:: Direction ::
Pick out each line in these entries that contains the string "Linear".

====== Data supplied ======

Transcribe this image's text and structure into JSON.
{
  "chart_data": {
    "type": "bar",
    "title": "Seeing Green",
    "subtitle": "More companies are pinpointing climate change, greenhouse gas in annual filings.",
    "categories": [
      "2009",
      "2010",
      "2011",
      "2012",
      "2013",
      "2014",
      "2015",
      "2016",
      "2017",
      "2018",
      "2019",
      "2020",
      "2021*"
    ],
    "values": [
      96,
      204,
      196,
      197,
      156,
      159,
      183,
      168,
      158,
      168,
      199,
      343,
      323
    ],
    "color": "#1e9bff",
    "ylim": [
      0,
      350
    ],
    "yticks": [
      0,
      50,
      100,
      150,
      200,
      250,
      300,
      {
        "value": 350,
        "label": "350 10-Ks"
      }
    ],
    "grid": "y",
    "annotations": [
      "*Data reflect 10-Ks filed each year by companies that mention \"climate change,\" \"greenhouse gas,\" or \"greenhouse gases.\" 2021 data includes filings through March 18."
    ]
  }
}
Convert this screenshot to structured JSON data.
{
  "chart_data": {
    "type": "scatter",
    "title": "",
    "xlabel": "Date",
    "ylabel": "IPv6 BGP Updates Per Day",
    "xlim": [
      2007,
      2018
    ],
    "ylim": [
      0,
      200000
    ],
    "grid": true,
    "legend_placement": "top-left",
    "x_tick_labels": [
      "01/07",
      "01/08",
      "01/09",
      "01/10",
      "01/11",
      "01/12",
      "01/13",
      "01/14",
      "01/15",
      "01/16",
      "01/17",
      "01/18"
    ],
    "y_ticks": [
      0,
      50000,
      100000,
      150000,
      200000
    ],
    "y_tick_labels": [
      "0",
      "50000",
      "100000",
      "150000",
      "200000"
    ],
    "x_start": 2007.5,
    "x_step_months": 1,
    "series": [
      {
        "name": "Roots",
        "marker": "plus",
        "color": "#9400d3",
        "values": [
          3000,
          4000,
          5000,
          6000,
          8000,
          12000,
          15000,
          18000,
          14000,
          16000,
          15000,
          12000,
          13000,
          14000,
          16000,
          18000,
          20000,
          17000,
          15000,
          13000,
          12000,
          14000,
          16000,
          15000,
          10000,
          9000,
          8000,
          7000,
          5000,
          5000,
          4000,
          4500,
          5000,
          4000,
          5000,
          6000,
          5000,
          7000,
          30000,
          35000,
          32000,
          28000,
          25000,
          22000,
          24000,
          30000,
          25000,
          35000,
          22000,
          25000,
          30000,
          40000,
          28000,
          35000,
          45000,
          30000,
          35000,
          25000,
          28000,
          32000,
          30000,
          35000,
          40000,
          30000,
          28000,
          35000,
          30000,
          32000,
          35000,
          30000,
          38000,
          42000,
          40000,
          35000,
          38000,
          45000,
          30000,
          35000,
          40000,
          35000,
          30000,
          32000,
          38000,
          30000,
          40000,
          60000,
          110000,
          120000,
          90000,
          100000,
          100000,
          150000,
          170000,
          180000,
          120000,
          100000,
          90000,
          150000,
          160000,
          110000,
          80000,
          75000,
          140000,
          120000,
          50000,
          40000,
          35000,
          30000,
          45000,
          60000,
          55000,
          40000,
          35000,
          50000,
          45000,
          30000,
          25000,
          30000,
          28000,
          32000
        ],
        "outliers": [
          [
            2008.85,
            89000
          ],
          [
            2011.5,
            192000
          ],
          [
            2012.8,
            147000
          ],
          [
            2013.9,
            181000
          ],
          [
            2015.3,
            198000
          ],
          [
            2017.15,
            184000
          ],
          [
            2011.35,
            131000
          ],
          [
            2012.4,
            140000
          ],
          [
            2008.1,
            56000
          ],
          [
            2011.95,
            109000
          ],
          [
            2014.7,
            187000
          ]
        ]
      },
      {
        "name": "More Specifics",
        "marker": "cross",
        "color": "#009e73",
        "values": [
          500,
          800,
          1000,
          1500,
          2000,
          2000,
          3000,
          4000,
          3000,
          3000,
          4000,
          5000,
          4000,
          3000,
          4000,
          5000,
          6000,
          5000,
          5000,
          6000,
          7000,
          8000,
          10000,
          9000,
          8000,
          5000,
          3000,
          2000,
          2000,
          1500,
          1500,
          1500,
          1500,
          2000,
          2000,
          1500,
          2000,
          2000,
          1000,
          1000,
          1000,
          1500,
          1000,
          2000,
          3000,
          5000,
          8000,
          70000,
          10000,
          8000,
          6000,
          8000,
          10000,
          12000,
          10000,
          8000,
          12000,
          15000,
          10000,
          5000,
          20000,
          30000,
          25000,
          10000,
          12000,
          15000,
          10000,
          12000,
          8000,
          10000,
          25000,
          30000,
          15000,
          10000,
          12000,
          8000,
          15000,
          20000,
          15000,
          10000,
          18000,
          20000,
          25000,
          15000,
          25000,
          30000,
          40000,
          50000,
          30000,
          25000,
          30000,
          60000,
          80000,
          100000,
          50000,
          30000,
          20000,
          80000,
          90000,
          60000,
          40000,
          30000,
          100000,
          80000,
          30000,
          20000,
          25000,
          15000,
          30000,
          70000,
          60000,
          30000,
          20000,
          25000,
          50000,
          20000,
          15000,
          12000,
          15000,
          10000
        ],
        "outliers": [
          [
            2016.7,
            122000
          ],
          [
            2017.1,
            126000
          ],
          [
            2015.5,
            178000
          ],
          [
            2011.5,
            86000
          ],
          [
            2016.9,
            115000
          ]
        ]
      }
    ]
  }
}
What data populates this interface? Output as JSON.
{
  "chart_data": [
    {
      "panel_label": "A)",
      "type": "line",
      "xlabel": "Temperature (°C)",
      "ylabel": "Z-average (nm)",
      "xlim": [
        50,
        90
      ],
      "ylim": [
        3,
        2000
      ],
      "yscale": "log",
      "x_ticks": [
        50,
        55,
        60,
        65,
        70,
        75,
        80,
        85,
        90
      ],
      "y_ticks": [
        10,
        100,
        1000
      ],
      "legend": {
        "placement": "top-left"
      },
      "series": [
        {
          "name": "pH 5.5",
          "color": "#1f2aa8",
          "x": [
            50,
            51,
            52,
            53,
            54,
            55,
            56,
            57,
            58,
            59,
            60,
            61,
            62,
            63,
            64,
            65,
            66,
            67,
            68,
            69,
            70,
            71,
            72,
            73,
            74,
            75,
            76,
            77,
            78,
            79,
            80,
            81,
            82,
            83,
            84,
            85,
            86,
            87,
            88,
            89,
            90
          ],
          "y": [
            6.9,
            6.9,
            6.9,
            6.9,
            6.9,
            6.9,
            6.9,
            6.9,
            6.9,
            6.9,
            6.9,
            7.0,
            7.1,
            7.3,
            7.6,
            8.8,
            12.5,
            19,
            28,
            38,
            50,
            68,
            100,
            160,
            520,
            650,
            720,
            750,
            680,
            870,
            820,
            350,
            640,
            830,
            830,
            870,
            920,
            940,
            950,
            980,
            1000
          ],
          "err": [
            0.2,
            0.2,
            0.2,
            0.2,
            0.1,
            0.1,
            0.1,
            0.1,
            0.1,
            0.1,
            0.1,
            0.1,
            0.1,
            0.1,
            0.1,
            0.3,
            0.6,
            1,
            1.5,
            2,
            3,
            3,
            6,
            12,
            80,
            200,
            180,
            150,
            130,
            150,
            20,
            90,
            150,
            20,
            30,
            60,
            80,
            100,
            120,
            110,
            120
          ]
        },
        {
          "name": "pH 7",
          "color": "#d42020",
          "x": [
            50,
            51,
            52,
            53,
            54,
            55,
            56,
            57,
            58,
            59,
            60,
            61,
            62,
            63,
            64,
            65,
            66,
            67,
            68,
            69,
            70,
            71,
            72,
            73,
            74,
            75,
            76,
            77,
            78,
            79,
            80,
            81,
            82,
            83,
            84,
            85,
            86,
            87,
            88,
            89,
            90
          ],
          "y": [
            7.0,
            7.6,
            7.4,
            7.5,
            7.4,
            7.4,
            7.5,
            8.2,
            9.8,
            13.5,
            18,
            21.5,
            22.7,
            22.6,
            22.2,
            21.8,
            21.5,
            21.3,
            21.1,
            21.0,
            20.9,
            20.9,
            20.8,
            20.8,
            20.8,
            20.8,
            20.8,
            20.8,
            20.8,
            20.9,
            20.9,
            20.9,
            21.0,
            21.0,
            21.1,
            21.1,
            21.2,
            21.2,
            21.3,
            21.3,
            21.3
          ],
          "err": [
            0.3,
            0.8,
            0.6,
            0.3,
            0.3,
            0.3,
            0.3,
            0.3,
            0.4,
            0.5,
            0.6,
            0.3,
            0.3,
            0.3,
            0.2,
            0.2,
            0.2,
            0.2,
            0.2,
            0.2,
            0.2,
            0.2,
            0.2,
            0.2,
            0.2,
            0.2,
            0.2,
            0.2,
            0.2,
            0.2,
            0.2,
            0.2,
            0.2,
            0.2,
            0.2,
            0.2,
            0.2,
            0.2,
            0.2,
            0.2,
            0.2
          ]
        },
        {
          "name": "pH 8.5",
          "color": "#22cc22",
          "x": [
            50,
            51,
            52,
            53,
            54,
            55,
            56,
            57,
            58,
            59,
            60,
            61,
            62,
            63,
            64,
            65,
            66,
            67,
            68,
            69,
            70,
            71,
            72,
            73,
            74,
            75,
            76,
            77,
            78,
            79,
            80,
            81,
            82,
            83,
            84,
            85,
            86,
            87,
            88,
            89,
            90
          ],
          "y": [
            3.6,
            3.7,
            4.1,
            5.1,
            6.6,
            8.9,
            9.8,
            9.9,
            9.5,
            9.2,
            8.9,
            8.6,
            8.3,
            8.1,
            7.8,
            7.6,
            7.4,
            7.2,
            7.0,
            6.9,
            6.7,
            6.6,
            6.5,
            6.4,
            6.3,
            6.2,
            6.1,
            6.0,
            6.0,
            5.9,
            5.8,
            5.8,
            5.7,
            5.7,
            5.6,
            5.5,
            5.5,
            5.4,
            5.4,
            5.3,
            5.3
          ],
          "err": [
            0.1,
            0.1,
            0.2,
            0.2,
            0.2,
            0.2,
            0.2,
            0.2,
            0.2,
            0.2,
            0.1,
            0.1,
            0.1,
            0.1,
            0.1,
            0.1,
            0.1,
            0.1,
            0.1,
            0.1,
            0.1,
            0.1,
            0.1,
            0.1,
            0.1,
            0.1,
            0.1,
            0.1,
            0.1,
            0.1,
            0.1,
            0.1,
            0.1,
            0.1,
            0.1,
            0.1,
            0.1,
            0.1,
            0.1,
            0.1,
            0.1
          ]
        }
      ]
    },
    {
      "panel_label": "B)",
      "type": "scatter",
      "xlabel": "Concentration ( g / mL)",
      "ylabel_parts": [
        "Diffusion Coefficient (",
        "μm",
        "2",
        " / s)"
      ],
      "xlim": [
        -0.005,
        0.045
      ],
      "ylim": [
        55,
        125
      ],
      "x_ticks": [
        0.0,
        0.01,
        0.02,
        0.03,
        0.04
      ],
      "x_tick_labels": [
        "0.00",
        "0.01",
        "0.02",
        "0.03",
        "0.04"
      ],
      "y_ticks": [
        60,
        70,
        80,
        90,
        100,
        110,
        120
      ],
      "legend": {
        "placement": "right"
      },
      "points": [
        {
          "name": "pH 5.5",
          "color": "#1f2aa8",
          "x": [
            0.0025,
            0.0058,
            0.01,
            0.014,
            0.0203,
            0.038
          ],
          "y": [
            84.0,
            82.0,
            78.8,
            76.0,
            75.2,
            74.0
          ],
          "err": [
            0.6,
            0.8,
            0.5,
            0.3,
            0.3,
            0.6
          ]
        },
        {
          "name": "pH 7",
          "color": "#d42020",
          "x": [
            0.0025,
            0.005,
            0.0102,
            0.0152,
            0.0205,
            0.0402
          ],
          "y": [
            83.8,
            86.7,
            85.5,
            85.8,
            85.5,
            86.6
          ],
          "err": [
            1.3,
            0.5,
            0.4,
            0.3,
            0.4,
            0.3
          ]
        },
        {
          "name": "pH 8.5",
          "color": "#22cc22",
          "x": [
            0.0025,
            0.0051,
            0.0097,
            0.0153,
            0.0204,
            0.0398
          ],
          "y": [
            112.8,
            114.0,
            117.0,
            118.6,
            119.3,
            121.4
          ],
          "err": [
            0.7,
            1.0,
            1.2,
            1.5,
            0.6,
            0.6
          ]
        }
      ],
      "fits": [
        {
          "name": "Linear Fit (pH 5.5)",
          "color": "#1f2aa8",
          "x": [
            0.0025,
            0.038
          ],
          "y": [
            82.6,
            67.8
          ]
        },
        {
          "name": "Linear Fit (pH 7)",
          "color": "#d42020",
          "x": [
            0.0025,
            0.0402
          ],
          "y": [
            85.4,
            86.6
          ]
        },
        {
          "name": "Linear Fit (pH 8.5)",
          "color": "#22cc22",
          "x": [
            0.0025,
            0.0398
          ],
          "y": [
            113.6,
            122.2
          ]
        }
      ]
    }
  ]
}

======

:: The solution ::
          "name": "Linear Fit (pH 5.5)",
          "name": "Linear Fit (pH 7)",
          "name": "Linear Fit (pH 8.5)",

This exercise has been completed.